- INSTRUCTION
Every entry needs to be reproduced exactly.

- DATASET RECORDS

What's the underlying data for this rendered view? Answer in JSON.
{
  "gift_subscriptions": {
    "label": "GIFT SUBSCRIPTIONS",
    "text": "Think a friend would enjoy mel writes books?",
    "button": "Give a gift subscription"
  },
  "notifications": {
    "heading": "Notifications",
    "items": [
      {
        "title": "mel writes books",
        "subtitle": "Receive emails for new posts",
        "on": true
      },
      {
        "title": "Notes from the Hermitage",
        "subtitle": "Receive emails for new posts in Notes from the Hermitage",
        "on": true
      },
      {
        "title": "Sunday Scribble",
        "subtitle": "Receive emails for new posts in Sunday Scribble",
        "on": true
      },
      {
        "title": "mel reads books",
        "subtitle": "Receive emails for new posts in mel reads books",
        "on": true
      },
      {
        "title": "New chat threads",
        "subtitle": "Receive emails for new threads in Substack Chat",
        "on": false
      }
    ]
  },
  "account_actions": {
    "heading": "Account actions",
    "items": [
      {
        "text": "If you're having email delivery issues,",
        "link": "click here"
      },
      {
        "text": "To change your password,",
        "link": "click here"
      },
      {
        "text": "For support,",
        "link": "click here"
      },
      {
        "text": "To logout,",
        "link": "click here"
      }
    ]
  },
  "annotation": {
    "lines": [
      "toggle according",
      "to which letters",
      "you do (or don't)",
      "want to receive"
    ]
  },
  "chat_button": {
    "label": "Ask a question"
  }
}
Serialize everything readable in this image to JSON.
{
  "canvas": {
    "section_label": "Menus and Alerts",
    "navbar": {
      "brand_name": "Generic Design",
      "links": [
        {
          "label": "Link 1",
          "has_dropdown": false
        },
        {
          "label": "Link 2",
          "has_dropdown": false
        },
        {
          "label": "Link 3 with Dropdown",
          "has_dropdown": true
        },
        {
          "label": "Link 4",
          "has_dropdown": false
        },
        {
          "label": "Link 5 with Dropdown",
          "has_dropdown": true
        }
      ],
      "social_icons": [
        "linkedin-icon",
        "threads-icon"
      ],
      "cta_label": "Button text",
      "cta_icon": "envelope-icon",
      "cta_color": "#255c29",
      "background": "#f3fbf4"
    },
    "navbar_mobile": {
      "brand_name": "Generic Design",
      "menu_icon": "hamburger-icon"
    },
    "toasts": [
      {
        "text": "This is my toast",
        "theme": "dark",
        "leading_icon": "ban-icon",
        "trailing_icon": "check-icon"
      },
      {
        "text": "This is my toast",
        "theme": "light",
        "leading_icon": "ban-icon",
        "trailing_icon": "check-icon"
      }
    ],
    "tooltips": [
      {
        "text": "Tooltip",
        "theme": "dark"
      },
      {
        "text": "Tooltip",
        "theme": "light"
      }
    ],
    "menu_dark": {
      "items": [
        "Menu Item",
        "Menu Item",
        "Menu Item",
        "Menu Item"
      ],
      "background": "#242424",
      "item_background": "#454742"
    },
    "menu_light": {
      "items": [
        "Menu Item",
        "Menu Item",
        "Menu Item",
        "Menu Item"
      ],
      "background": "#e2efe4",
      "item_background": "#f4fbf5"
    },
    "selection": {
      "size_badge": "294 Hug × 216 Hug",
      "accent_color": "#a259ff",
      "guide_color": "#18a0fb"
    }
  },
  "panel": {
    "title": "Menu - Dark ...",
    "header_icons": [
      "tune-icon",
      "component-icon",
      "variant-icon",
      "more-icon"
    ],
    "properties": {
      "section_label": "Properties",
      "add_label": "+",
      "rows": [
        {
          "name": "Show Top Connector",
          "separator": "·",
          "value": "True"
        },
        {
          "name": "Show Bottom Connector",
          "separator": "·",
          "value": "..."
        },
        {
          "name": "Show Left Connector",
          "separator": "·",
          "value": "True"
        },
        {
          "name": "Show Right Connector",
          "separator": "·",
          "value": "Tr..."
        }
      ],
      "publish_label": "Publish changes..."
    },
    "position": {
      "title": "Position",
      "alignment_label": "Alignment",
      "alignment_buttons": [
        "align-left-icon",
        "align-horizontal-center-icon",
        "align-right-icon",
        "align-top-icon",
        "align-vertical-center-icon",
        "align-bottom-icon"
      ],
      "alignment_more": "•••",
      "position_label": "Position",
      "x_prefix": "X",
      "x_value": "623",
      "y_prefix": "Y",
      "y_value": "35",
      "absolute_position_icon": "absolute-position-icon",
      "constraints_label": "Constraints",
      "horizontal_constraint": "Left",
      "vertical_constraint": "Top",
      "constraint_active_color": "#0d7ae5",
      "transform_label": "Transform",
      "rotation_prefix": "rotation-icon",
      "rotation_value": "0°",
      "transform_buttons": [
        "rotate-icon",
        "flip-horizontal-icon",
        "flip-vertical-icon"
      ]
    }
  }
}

- ANSWER
What's the underlying data for this rendered view? Answer in JSON.
{
  "gift_subscriptions": {
    "label": "GIFT SUBSCRIPTIONS",
    "text": "Think a friend would enjoy mel writes books?",
    "button": "Give a gift subscription"
  },
  "notifications": {
    "heading": "Notifications",
    "items": [
      {
        "title": "mel writes books",
        "subtitle": "Receive emails for new posts",
        "on": true
      },
      {
        "title": "Notes from the Hermitage",
        "subtitle": "Receive emails for new posts in Notes from the Hermitage",
        "on": true
      },
      {
        "title": "Sunday Scribble",
        "subtitle": "Receive emails for new posts in Sunday Scribble",
        "on": true
      },
      {
        "title": "mel reads books",
        "subtitle": "Receive emails for new posts in mel reads books",
        "on": true
      },
      {
        "title": "New chat threads",
        "subtitle": "Receive emails for new threads in Substack Chat",
        "on": false
      }
    ]
  },
  "account_actions": {
    "heading": "Account actions",
    "items": [
      {
        "text": "If you're having email delivery issues,",
        "link": "click here"
      },
      {
        "text": "To change your password,",
        "link": "click here"
      },
      {
        "text": "For support,",
        "link": "click here"
      },
      {
        "text": "To logout,",
        "link": "click here"
      }
    ]
  },
  "annotation": {
    "lines": [
      "toggle according",
      "to which letters",
      "you do (or don't)",
      "want to receive"
    ]
  },
  "chat_button": {
    "label": "Ask a question"
  }
}
Serialize everything readable in this image to JSON.
{
  "canvas": {
    "section_label": "Menus and Alerts",
    "navbar": {
      "brand_name": "Generic Design",
      "links": [
        {
          "label": "Link 1",
          "has_dropdown": false
        },
        {
          "label": "Link 2",
          "has_dropdown": false
        },
        {
          "label": "Link 3 with Dropdown",
          "has_dropdown": true
        },
        {
          "label": "Link 4",
          "has_dropdown": false
        },
        {
          "label": "Link 5 with Dropdown",
          "has_dropdown": true
        }
      ],
      "social_icons": [
        "linkedin-icon",
        "threads-icon"
      ],
      "cta_label": "Button text",
      "cta_icon": "envelope-icon",
      "cta_color": "#255c29",
      "background": "#f3fbf4"
    },
    "navbar_mobile": {
      "brand_name": "Generic Design",
      "menu_icon": "hamburger-icon"
    },
    "toasts": [
      {
        "text": "This is my toast",
        "theme": "dark",
        "leading_icon": "ban-icon",
        "trailing_icon": "check-icon"
      },
      {
        "text": "This is my toast",
        "theme": "light",
        "leading_icon": "ban-icon",
        "trailing_icon": "check-icon"
      }
    ],
    "tooltips": [
      {
        "text": "Tooltip",
        "theme": "dark"
      },
      {
        "text": "Tooltip",
        "theme": "light"
      }
    ],
    "menu_dark": {
      "items": [
        "Menu Item",
        "Menu Item",
        "Menu Item",
        "Menu Item"
      ],
      "background": "#242424",
      "item_background": "#454742"
    },
    "menu_light": {
      "items": [
        "Menu Item",
        "Menu Item",
        "Menu Item",
        "Menu Item"
      ],
      "background": "#e2efe4",
      "item_background": "#f4fbf5"
    },
    "selection": {
      "size_badge": "294 Hug × 216 Hug",
      "accent_color": "#a259ff",
      "guide_color": "#18a0fb"
    }
  },
  "panel": {
    "title": "Menu - Dark ...",
    "header_icons": [
      "tune-icon",
      "component-icon",
      "variant-icon",
      "more-icon"
    ],
    "properties": {
      "section_label": "Properties",
      "add_label": "+",
      "rows": [
        {
          "name": "Show Top Connector",
          "separator": "·",
          "value": "True"
        },
        {
          "name": "Show Bottom Connector",
          "separator": "·",
          "value": "..."
        },
        {
          "name": "Show Left Connector",
          "separator": "·",
          "value": "True"
        },
        {
          "name": "Show Right Connector",
          "separator": "·",
          "value": "Tr..."
        }
      ],
      "publish_label": "Publish changes..."
    },
    "position": {
      "title": "Position",
      "alignment_label": "Alignment",
      "alignment_buttons": [
        "align-left-icon",
        "align-horizontal-center-icon",
        "align-right-icon",
        "align-top-icon",
        "align-vertical-center-icon",
        "align-bottom-icon"
      ],
      "alignment_more": "•••",
      "position_label": "Position",
      "x_prefix": "X",
      "x_value": "623",
      "y_prefix": "Y",
      "y_value": "35",
      "absolute_position_icon": "absolute-position-icon",
      "constraints_label": "Constraints",
      "horizontal_constraint": "Left",
      "vertical_constraint": "Top",
      "constraint_active_color": "#0d7ae5",
      "transform_label": "Transform",
      "rotation_prefix": "rotation-icon",
      "rotation_value": "0°",
      "transform_buttons": [
        "rotate-icon",
        "flip-horizontal-icon",
        "flip-vertical-icon"
      ]
    }
  }
}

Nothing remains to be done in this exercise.